====== PROVIDED RECORDS

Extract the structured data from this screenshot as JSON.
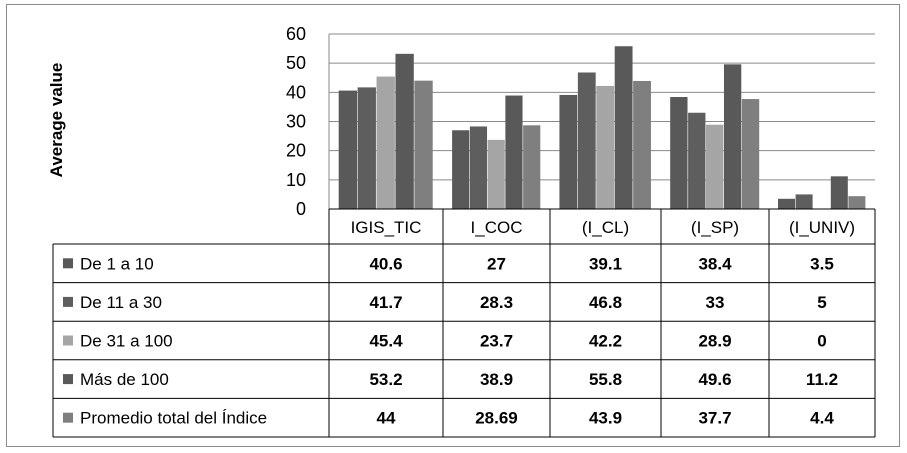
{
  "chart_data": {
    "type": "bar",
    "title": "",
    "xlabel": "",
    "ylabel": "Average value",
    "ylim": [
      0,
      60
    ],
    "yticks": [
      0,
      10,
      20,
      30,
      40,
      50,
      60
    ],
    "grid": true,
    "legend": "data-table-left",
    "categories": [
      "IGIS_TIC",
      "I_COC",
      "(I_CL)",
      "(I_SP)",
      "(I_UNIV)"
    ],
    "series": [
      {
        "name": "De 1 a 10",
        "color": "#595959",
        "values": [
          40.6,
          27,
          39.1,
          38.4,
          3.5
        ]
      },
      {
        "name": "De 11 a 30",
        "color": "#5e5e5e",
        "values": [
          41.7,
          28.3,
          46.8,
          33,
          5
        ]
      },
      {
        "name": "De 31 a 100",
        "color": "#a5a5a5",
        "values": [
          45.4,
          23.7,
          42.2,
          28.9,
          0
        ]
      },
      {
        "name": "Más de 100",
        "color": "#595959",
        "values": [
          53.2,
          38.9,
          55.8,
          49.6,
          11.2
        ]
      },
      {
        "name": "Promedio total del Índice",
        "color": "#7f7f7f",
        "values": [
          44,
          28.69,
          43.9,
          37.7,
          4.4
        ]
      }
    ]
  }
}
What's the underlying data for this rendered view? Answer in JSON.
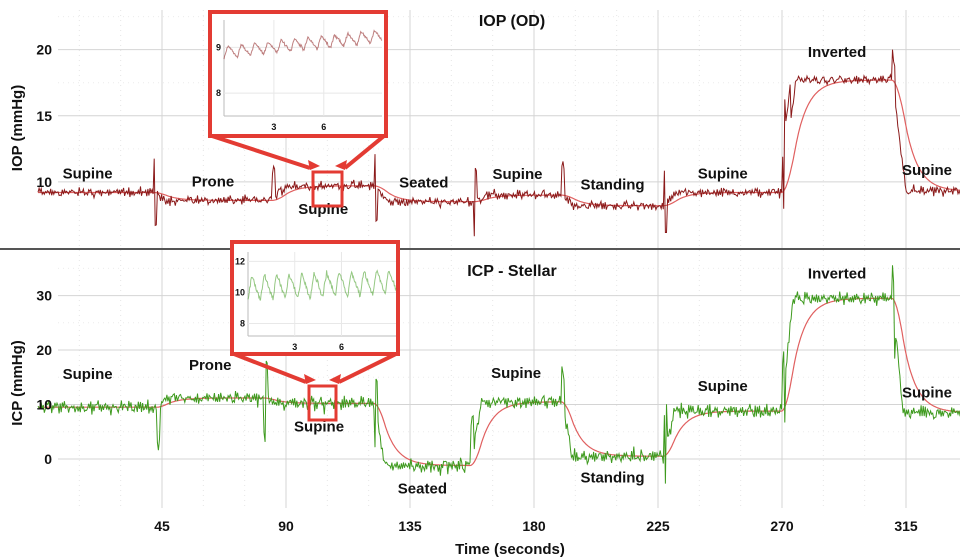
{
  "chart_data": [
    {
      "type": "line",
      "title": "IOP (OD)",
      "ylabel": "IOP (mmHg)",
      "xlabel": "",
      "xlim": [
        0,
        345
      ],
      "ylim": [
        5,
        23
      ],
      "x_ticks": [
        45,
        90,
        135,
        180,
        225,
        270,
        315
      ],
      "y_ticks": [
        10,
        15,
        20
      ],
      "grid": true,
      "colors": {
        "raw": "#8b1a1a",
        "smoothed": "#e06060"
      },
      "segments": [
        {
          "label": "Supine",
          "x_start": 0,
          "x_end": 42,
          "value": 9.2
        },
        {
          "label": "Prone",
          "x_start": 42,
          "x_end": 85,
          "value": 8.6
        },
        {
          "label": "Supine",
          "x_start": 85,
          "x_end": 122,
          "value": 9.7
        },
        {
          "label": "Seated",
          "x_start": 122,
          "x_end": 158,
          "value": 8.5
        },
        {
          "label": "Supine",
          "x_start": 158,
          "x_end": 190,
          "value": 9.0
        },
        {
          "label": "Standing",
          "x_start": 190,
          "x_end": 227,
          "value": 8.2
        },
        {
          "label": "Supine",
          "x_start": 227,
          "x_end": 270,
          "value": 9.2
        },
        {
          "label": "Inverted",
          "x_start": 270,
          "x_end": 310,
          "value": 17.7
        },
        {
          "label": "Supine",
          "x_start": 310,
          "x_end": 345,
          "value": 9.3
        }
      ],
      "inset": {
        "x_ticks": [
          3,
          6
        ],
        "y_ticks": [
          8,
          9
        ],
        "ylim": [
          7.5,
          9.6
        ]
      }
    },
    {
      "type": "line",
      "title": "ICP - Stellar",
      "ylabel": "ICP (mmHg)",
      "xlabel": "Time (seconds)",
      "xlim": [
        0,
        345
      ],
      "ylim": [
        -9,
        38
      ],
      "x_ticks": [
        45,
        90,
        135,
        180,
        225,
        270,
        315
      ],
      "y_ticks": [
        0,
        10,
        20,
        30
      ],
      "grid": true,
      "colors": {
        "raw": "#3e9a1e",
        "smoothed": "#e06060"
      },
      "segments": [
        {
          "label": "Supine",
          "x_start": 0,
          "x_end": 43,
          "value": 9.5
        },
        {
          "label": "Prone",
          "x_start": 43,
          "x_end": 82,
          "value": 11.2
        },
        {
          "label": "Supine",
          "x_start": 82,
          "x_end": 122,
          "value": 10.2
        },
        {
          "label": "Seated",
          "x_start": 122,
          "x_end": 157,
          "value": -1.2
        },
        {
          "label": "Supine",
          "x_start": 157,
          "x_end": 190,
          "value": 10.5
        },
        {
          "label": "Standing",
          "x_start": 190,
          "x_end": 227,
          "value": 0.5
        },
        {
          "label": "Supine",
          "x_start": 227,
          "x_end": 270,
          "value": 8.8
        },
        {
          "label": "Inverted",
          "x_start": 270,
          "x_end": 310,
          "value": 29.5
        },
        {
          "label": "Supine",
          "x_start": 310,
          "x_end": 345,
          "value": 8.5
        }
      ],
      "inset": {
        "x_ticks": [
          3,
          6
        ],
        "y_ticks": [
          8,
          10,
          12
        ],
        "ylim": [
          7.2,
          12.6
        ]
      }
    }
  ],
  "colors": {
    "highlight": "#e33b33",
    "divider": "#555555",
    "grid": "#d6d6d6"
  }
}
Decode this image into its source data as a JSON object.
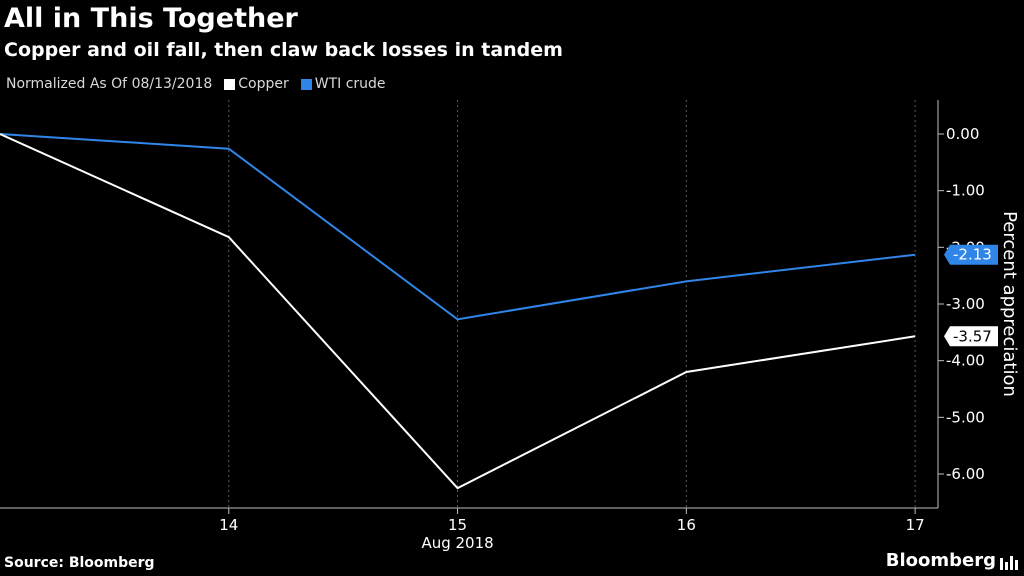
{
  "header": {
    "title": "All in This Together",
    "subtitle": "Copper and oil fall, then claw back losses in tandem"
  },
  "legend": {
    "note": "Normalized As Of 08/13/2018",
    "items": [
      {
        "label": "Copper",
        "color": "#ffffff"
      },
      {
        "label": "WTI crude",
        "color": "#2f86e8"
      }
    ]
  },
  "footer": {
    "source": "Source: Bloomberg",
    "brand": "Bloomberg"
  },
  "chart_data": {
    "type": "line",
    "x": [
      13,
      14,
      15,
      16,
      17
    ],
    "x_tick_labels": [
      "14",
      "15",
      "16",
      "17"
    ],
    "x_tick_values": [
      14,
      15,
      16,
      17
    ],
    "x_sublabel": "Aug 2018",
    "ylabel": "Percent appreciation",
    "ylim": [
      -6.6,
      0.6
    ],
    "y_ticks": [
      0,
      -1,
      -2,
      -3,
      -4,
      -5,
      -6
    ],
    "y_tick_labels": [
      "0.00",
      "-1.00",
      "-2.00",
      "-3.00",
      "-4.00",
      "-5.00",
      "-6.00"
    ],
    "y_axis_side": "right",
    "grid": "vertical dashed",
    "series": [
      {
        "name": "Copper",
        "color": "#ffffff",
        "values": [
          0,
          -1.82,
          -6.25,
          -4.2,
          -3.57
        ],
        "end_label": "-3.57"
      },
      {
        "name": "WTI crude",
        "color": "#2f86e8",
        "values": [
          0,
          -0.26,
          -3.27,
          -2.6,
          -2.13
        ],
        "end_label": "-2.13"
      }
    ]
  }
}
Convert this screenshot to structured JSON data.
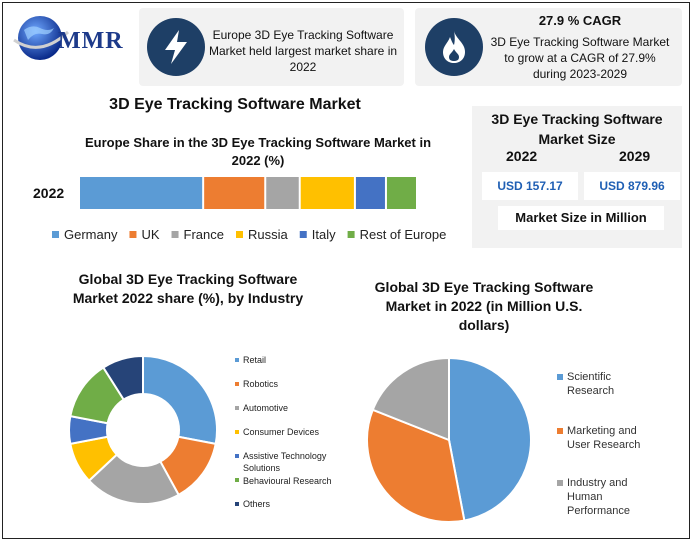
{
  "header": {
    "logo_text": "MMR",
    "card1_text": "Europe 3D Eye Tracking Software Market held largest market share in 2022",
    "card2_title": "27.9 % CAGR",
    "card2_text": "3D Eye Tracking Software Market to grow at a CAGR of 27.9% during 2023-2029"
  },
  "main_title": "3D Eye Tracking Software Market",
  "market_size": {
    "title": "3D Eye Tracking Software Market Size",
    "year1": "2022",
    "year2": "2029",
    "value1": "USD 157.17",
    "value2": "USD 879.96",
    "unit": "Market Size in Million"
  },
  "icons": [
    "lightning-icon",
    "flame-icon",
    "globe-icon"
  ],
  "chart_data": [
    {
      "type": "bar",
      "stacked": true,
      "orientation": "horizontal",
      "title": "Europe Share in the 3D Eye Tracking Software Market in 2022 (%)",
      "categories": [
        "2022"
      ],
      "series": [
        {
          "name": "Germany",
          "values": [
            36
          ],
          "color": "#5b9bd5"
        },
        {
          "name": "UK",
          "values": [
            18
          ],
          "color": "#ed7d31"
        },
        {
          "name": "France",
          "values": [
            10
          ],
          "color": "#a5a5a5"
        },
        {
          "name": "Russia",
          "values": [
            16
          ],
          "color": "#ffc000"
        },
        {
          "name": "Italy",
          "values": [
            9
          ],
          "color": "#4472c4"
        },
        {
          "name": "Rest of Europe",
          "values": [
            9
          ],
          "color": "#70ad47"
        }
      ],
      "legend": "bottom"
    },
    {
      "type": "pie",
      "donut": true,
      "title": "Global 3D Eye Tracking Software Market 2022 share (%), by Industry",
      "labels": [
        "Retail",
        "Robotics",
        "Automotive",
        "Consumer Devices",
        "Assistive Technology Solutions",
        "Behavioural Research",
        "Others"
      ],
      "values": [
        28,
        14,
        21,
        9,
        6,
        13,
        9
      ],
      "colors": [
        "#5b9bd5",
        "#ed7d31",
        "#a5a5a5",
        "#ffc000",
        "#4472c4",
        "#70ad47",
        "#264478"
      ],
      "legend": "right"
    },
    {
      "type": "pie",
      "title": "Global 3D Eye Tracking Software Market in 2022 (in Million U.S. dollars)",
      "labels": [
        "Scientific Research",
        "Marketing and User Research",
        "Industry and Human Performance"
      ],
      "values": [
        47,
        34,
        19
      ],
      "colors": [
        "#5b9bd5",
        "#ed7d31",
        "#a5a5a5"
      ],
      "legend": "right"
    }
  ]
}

============

#### REQUIRED TASK
Search the entries for the string "Tracking" and collect each line that has it.

#### RESULT OF THIS TASK
    "card1_text": "Europe 3D Eye Tracking Software Market held largest market share in 2022",
    "card2_text": "3D Eye Tracking Software Market to grow at a CAGR of 27.9% during 2023-2029"
  "main_title": "3D Eye Tracking Software Market",
    "title": "3D Eye Tracking Software Market Size",
      "title": "Europe Share in the 3D Eye Tracking Software Market in 2022 (%)",
      "title": "Global 3D Eye Tracking Software Market 2022 share (%), by Industry",
      "title": "Global 3D Eye Tracking Software Market in 2022 (in Million U.S. dollars)",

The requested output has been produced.